— start of Records for the exercise —

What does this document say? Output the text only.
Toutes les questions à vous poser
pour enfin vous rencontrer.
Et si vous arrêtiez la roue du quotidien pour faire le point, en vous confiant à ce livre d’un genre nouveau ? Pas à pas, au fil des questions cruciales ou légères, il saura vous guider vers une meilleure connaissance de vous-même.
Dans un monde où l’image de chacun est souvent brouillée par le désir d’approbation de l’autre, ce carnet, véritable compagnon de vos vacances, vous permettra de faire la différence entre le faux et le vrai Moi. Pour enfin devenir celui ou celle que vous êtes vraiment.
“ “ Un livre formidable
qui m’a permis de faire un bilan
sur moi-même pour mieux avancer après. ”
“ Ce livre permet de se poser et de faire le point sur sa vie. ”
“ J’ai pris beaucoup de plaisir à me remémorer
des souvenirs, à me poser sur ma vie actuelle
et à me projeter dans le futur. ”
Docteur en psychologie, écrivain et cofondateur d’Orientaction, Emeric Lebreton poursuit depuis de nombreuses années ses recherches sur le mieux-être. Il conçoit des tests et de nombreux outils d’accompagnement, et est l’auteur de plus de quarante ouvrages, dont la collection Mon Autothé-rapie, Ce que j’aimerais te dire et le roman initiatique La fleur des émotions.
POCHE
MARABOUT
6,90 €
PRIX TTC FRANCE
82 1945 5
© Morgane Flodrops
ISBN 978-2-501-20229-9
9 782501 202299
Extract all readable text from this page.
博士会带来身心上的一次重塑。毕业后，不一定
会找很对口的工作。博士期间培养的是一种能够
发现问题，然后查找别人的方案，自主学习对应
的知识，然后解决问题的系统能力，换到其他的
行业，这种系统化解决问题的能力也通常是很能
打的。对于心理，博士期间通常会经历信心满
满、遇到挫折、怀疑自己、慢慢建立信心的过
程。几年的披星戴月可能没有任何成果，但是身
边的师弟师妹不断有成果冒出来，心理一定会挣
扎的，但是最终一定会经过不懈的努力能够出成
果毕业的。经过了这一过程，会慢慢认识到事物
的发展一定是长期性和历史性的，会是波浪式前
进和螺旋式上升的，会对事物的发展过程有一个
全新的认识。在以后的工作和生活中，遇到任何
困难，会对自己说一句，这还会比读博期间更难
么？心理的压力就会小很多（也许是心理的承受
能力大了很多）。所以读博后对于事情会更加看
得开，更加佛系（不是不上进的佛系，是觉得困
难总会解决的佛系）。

— end of Records for the exercise —

Work instructions. Copy out every line from the material above in which the word "même" appears.

Result for this exercise.
Et si vous arrêtiez la roue du quotidien pour faire le point, en vous confiant à ce livre d’un genre nouveau ? Pas à pas, au fil des questions cruciales ou légères, il saura vous guider vers une meilleure connaissance de vous-même.
sur moi-même pour mieux avancer après. ”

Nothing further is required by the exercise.